● **PROBLEM REQUIREMENTS**
Pictures do not belong in the copy. Return all of the entries exactly.

● **Data excerpts**

-=-=-

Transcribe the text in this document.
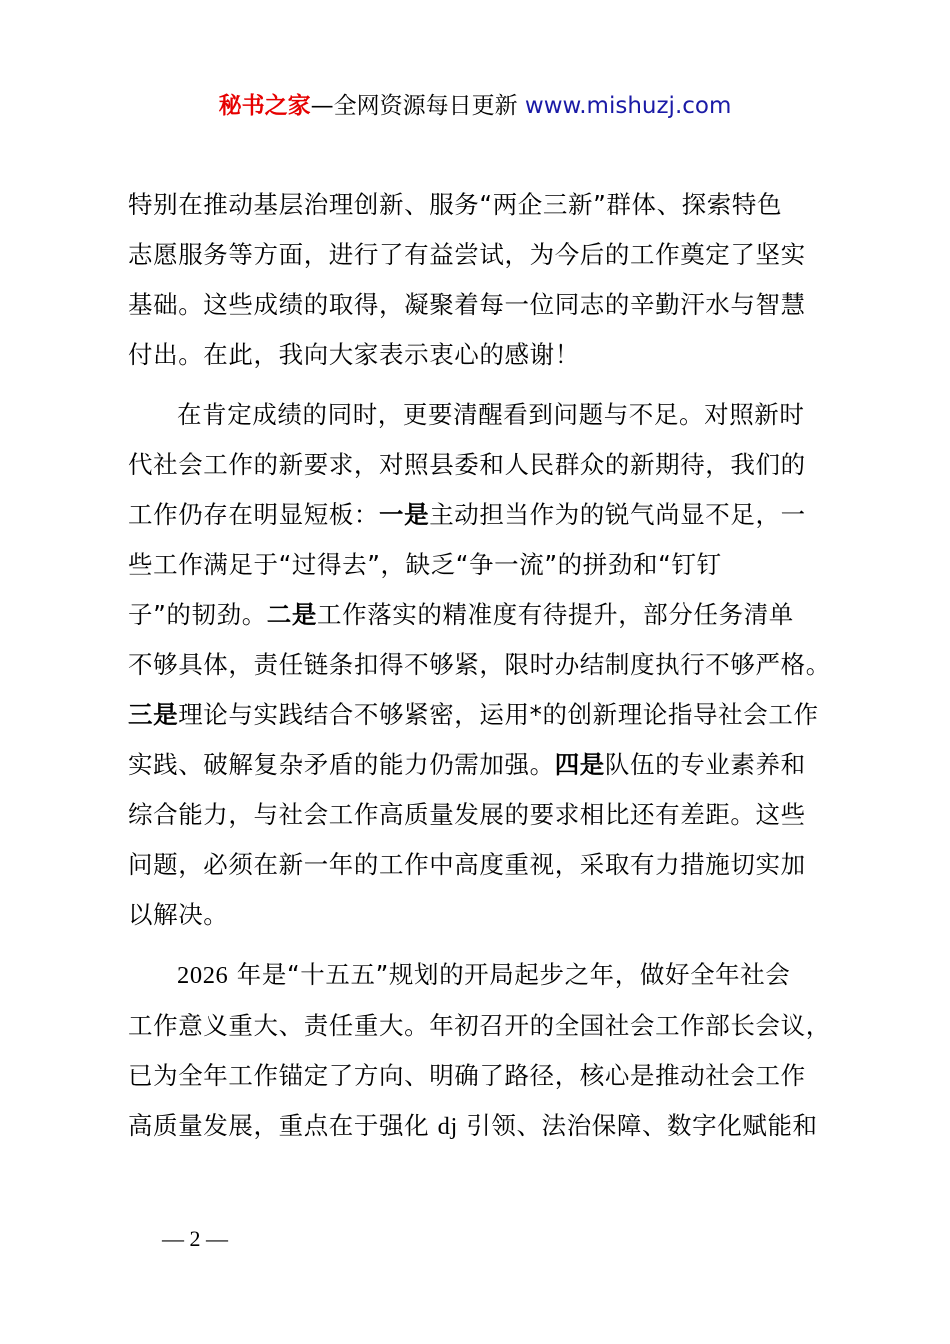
秘书之家—全网资源每日更新 www.mishuzj.com

特别在推动基层治理创新、服务“两企三新”群体、探索特色
志愿服务等方面，进行了有益尝试，为今后的工作奠定了坚实
基础。这些成绩的取得，凝聚着每一位同志的辛勤汗水与智慧
付出。在此，我向大家表示衷心的感谢！

在肯定成绩的同时，更要清醒看到问题与不足。对照新时
代社会工作的新要求，对照县委和人民群众的新期待，我们的
工作仍存在明显短板：一是主动担当作为的锐气尚显不足，一
些工作满足于“过得去”，缺乏“争一流”的拼劲和“钉钉
子”的韧劲。二是工作落实的精准度有待提升，部分任务清单
不够具体，责任链条扣得不够紧，限时办结制度执行不够严格。
三是理论与实践结合不够紧密，运用*的创新理论指导社会工作
实践、破解复杂矛盾的能力仍需加强。四是队伍的专业素养和
综合能力，与社会工作高质量发展的要求相比还有差距。这些
问题，必须在新一年的工作中高度重视，采取有力措施切实加
以解决。

2026 年是“十五五”规划的开局起步之年，做好全年社会
工作意义重大、责任重大。年初召开的全国社会工作部长会议，
已为全年工作锚定了方向、明确了路径，核心是推动社会工作
高质量发展，重点在于强化 dj 引领、法治保障、数字化赋能和

— 2 —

-=-=-

● **TASK ANSWER**
Transcribe the text in this document.
秘书之家—全网资源每日更新 www.mishuzj.com

特别在推动基层治理创新、服务“两企三新”群体、探索特色
志愿服务等方面，进行了有益尝试，为今后的工作奠定了坚实
基础。这些成绩的取得，凝聚着每一位同志的辛勤汗水与智慧
付出。在此，我向大家表示衷心的感谢！

在肯定成绩的同时，更要清醒看到问题与不足。对照新时
代社会工作的新要求，对照县委和人民群众的新期待，我们的
工作仍存在明显短板：一是主动担当作为的锐气尚显不足，一
些工作满足于“过得去”，缺乏“争一流”的拼劲和“钉钉
子”的韧劲。二是工作落实的精准度有待提升，部分任务清单
不够具体，责任链条扣得不够紧，限时办结制度执行不够严格。
三是理论与实践结合不够紧密，运用*的创新理论指导社会工作
实践、破解复杂矛盾的能力仍需加强。四是队伍的专业素养和
综合能力，与社会工作高质量发展的要求相比还有差距。这些
问题，必须在新一年的工作中高度重视，采取有力措施切实加
以解决。

2026 年是“十五五”规划的开局起步之年，做好全年社会
工作意义重大、责任重大。年初召开的全国社会工作部长会议，
已为全年工作锚定了方向、明确了路径，核心是推动社会工作
高质量发展，重点在于强化 dj 引领、法治保障、数字化赋能和

— 2 —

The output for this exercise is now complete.